Write the number of lines holding the word "this", and nothing else.
==== EXERCISE MATERIALS
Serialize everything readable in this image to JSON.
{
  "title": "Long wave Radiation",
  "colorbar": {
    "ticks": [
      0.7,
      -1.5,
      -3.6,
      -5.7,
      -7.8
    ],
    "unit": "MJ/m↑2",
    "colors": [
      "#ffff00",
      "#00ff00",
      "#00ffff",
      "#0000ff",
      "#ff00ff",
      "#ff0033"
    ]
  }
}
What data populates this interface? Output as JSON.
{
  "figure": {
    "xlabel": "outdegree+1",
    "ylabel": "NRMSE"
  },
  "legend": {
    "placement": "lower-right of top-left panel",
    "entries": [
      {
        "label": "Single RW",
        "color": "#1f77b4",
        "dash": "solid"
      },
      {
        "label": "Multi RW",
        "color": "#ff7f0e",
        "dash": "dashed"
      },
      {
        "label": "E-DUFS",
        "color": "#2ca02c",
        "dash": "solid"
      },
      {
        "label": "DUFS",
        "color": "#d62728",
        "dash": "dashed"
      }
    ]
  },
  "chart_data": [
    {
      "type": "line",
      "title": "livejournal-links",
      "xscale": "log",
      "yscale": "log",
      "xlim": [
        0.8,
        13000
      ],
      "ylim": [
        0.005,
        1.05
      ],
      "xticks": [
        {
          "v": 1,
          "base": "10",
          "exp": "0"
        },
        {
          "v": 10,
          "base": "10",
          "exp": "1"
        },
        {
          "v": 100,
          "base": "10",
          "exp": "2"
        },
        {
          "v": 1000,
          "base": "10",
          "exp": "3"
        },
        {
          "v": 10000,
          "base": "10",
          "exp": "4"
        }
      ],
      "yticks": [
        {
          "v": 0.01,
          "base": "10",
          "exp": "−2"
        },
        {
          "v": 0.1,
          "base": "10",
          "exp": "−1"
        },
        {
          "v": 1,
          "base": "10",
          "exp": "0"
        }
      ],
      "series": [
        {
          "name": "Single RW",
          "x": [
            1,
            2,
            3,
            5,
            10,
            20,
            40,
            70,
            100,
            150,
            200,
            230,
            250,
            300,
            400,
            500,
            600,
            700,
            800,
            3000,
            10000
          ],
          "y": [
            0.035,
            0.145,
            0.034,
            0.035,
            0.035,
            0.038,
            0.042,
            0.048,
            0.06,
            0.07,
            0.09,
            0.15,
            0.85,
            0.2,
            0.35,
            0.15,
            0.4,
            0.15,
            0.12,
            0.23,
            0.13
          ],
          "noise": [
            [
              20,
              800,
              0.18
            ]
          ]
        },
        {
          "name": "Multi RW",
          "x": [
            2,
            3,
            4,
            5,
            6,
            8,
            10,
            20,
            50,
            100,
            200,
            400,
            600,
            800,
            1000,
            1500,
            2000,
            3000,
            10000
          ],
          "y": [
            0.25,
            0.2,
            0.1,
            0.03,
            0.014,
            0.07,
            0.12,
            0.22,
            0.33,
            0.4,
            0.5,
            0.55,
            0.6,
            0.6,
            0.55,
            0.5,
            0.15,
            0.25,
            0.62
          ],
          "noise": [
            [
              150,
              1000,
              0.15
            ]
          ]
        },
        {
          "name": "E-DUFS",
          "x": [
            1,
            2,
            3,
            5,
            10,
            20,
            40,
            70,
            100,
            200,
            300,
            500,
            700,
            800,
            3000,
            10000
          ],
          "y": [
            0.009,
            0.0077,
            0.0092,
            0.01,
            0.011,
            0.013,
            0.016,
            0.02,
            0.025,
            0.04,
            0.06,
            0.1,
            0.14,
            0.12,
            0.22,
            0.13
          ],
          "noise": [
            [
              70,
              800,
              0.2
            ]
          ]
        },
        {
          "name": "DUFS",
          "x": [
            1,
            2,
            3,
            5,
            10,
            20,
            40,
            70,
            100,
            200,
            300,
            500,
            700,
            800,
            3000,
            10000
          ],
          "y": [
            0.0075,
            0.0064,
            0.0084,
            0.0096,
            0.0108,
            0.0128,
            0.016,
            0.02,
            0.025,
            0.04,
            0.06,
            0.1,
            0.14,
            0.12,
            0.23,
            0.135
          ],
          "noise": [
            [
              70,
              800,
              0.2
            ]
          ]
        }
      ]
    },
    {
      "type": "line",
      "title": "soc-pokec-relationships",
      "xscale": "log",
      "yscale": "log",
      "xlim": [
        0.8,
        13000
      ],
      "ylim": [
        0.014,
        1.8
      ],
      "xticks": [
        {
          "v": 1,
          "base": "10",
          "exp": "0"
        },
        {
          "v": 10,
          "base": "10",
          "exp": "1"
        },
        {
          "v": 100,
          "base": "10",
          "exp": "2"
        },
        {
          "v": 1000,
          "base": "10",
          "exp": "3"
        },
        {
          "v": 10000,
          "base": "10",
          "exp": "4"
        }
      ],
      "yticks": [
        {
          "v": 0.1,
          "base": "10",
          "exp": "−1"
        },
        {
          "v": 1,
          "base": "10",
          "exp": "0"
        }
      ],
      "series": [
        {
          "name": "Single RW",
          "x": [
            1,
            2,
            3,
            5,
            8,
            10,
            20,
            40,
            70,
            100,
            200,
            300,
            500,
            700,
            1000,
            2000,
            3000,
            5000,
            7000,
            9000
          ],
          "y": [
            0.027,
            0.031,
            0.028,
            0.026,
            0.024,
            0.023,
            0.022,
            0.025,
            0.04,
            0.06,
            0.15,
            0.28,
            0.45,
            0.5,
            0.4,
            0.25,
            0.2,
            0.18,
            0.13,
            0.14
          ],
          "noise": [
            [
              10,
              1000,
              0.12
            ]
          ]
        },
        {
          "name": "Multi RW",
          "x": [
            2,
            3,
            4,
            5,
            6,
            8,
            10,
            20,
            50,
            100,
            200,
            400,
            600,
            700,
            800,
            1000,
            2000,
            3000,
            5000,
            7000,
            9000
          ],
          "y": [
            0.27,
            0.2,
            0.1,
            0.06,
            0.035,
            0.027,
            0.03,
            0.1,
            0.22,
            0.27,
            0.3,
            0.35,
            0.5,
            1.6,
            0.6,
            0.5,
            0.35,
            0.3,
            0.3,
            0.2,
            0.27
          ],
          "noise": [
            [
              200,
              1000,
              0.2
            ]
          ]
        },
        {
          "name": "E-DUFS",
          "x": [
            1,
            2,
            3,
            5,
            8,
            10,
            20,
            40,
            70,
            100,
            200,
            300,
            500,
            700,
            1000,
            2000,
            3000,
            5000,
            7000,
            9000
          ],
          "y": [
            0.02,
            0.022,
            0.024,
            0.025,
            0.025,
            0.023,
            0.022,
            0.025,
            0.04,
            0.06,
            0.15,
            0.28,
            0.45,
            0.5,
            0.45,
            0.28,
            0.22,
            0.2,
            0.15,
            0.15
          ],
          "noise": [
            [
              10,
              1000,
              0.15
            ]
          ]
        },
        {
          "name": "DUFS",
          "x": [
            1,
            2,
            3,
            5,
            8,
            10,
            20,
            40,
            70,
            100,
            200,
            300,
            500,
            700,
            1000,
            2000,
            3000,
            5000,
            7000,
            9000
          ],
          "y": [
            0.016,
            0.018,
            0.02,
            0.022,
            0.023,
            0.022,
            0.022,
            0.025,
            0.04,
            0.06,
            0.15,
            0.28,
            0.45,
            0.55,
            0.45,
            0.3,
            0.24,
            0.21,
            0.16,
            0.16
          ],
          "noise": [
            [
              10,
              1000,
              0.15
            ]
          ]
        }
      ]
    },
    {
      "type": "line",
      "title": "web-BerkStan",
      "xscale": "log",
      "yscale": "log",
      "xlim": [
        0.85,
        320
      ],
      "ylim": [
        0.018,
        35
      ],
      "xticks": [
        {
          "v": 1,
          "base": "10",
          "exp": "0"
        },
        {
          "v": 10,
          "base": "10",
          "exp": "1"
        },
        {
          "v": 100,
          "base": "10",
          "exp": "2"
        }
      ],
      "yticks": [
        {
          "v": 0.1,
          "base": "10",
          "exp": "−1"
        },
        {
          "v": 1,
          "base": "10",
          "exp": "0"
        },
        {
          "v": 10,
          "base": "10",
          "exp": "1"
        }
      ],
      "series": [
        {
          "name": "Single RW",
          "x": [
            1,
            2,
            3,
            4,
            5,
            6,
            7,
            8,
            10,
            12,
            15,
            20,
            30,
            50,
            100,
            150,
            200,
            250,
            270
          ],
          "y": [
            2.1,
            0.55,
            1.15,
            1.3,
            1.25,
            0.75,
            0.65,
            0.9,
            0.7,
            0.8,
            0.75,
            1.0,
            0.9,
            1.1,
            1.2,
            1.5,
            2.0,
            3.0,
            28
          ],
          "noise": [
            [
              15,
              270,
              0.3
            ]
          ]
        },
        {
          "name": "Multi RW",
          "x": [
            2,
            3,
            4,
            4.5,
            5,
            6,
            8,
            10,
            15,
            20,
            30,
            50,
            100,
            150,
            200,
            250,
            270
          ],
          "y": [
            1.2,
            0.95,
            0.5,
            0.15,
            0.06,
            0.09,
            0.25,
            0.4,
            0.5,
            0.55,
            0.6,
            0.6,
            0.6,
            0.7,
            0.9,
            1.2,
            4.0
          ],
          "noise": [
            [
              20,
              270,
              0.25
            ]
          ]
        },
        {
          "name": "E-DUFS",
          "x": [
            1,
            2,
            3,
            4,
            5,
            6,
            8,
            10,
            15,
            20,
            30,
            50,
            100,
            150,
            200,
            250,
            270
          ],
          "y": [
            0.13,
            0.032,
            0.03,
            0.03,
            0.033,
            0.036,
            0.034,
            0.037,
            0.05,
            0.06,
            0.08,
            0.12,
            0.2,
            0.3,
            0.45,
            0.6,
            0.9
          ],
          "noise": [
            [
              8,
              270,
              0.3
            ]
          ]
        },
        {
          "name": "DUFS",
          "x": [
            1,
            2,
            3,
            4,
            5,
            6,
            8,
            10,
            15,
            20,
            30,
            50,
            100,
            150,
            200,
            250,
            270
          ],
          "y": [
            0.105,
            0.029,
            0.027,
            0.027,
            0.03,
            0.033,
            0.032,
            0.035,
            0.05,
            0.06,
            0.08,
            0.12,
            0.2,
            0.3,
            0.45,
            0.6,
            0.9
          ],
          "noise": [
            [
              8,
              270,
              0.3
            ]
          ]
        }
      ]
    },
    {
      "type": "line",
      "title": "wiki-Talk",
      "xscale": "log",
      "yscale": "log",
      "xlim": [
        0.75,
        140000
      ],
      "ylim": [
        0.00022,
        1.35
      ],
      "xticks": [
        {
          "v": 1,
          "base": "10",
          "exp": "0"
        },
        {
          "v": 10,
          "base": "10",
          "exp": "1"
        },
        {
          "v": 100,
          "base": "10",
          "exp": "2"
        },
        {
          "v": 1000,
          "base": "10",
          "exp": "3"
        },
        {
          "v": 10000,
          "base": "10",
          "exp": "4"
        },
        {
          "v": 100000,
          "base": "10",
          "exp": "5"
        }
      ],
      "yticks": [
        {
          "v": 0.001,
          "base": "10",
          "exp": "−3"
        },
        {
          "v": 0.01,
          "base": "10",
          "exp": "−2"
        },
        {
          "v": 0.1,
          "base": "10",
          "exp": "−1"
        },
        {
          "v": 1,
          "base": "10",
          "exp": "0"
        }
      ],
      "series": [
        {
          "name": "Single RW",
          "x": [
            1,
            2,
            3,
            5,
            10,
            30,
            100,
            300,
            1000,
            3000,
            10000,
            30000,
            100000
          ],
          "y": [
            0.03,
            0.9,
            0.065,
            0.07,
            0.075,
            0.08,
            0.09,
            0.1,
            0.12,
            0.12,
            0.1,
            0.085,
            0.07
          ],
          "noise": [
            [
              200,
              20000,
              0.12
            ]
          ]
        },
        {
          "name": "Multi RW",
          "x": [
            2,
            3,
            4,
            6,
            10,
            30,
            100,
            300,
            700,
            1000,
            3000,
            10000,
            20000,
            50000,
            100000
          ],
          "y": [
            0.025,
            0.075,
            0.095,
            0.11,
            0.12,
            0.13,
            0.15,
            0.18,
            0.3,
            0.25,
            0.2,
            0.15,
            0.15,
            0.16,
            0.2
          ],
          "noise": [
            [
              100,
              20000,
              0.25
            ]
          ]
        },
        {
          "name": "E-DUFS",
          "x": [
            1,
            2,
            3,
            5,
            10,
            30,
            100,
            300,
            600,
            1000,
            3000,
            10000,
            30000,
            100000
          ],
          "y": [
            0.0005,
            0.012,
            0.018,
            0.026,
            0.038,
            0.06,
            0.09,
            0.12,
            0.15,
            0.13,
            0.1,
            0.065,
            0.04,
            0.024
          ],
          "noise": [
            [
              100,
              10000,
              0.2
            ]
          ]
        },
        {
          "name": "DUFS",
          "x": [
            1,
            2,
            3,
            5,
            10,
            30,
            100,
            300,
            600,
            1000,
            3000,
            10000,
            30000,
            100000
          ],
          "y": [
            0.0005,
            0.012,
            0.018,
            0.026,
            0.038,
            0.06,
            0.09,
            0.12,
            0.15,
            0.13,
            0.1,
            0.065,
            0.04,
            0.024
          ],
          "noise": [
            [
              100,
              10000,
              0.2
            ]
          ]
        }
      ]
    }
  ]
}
========
**EXERCISE RESPONSE**
2